• WHAT YOU ARE ASKED TO DO
Repeat every record below exactly, omitting any pictures.
═════ ROWS ═════
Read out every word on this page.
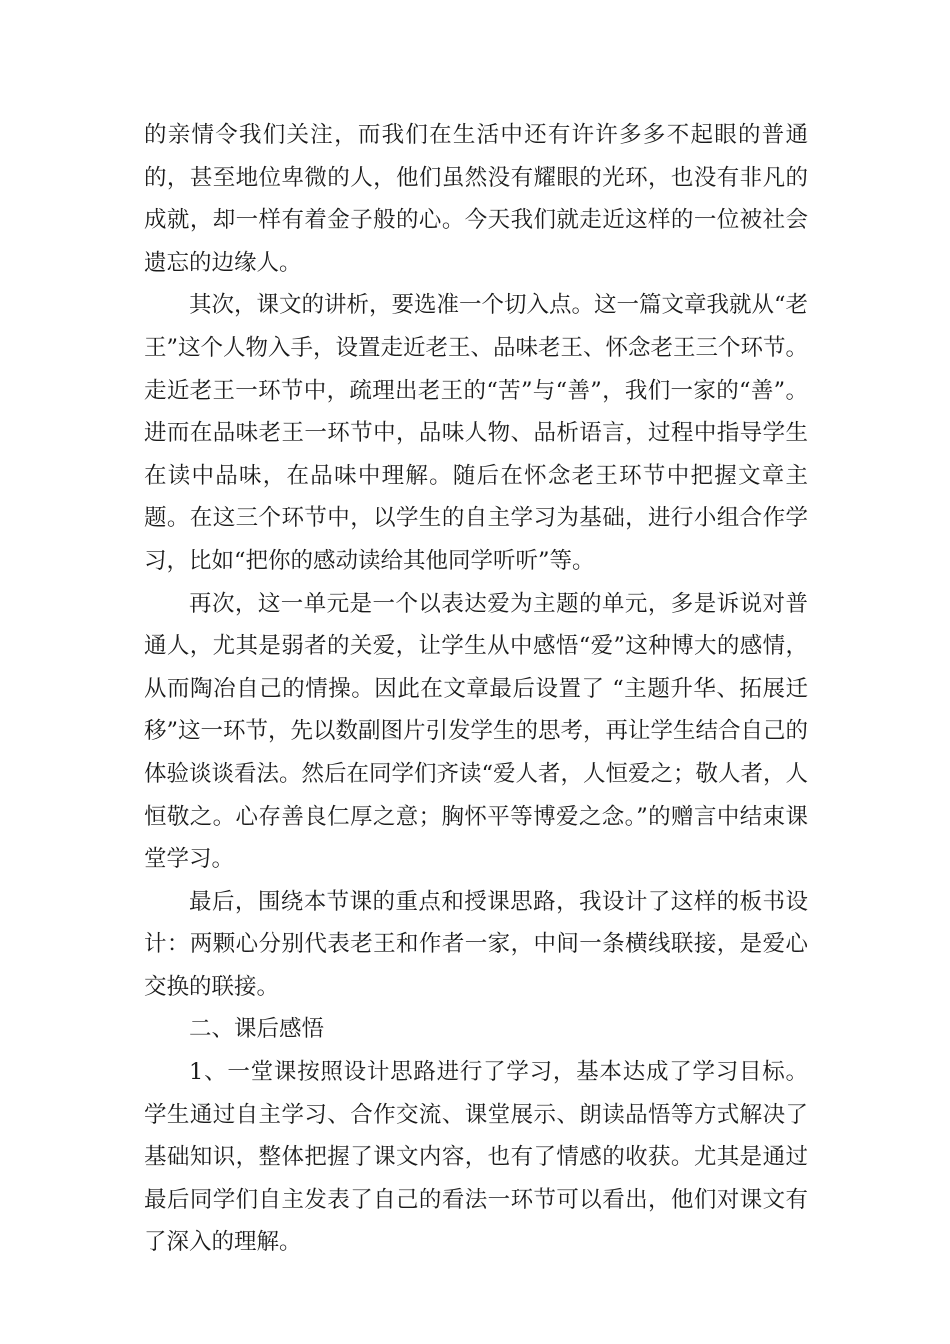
的亲情令我们关注，而我们在生活中还有许许多多不起眼的普通的，甚至地位卑微的人，他们虽然没有耀眼的光环，也没有非凡的成就，却一样有着金子般的心。今天我们就走近这样的一位被社会遗忘的边缘人。

其次，课文的讲析，要选准一个切入点。这一篇文章我就从“老王”这个人物入手，设置走近老王、品味老王、怀念老王三个环节。走近老王一环节中，疏理出老王的“苦”与“善”，我们一家的“善”。进而在品味老王一环节中，品味人物、品析语言，过程中指导学生在读中品味，在品味中理解。随后在怀念老王环节中把握文章主题。在这三个环节中，以学生的自主学习为基础，进行小组合作学习，比如“把你的感动读给其他同学听听”等。

再次，这一单元是一个以表达爱为主题的单元，多是诉说对普通人，尤其是弱者的关爱，让学生从中感悟“爱”这种博大的感情，从而陶冶自己的情操。因此在文章最后设置了 “主题升华、拓展迁移”这一环节，先以数副图片引发学生的思考，再让学生结合自己的体验谈谈看法。然后在同学们齐读“爱人者，人恒爱之；敬人者，人恒敬之。心存善良仁厚之意；胸怀平等博爱之念。”的赠言中结束课堂学习。

最后，围绕本节课的重点和授课思路，我设计了这样的板书设计：两颗心分别代表老王和作者一家，中间一条横线联接，是爱心交换的联接。

二、课后感悟

1、一堂课按照设计思路进行了学习，基本达成了学习目标。学生通过自主学习、合作交流、课堂展示、朗读品悟等方式解决了基础知识，整体把握了课文内容，也有了情感的收获。尤其是通过最后同学们自主发表了自己的看法一环节可以看出，他们对课文有了深入的理解。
═════
• SOLVED EXERCISE
Read out every word on this page.
的亲情令我们关注，而我们在生活中还有许许多多不起眼的普通的，甚至地位卑微的人，他们虽然没有耀眼的光环，也没有非凡的成就，却一样有着金子般的心。今天我们就走近这样的一位被社会遗忘的边缘人。

其次，课文的讲析，要选准一个切入点。这一篇文章我就从“老王”这个人物入手，设置走近老王、品味老王、怀念老王三个环节。走近老王一环节中，疏理出老王的“苦”与“善”，我们一家的“善”。进而在品味老王一环节中，品味人物、品析语言，过程中指导学生在读中品味，在品味中理解。随后在怀念老王环节中把握文章主题。在这三个环节中，以学生的自主学习为基础，进行小组合作学习，比如“把你的感动读给其他同学听听”等。

再次，这一单元是一个以表达爱为主题的单元，多是诉说对普通人，尤其是弱者的关爱，让学生从中感悟“爱”这种博大的感情，从而陶冶自己的情操。因此在文章最后设置了 “主题升华、拓展迁移”这一环节，先以数副图片引发学生的思考，再让学生结合自己的体验谈谈看法。然后在同学们齐读“爱人者，人恒爱之；敬人者，人恒敬之。心存善良仁厚之意；胸怀平等博爱之念。”的赠言中结束课堂学习。

最后，围绕本节课的重点和授课思路，我设计了这样的板书设计：两颗心分别代表老王和作者一家，中间一条横线联接，是爱心交换的联接。

二、课后感悟

1、一堂课按照设计思路进行了学习，基本达成了学习目标。学生通过自主学习、合作交流、课堂展示、朗读品悟等方式解决了基础知识，整体把握了课文内容，也有了情感的收获。尤其是通过最后同学们自主发表了自己的看法一环节可以看出，他们对课文有了深入的理解。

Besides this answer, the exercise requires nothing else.